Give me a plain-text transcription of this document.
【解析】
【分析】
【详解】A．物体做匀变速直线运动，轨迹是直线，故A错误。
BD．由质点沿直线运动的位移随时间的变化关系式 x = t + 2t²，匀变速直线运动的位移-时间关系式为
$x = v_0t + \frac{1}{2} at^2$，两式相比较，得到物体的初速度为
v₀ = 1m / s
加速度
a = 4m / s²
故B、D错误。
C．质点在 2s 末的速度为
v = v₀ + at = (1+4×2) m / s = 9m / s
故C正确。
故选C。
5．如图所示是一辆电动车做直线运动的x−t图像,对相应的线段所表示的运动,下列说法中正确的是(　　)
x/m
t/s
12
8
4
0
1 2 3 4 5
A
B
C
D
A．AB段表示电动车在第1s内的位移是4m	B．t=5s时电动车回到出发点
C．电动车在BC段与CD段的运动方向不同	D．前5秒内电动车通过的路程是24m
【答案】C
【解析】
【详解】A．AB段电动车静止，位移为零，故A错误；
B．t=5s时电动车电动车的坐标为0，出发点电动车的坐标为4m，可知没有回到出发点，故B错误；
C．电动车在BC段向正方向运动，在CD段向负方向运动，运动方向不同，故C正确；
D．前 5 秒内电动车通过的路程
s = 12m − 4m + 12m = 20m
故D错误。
******
Set problem: Write out every entry exactly as given.

Expected answer:
Give me a plain-text transcription of this document.
【解析】
【分析】
【详解】A．物体做匀变速直线运动，轨迹是直线，故A错误。
BD．由质点沿直线运动的位移随时间的变化关系式 x = t + 2t²，匀变速直线运动的位移-时间关系式为
$x = v_0t + \frac{1}{2} at^2$，两式相比较，得到物体的初速度为
v₀ = 1m / s
加速度
a = 4m / s²
故B、D错误。
C．质点在 2s 末的速度为
v = v₀ + at = (1+4×2) m / s = 9m / s
故C正确。
故选C。
5．如图所示是一辆电动车做直线运动的x−t图像,对相应的线段所表示的运动,下列说法中正确的是(　　)
x/m
t/s
12
8
4
0
1 2 3 4 5
A
B
C
D
A．AB段表示电动车在第1s内的位移是4m	B．t=5s时电动车回到出发点
C．电动车在BC段与CD段的运动方向不同	D．前5秒内电动车通过的路程是24m
【答案】C
【解析】
【详解】A．AB段电动车静止，位移为零，故A错误；
B．t=5s时电动车电动车的坐标为0，出发点电动车的坐标为4m，可知没有回到出发点，故B错误；
C．电动车在BC段向正方向运动，在CD段向负方向运动，运动方向不同，故C正确；
D．前 5 秒内电动车通过的路程
s = 12m − 4m + 12m = 20m
故D错误。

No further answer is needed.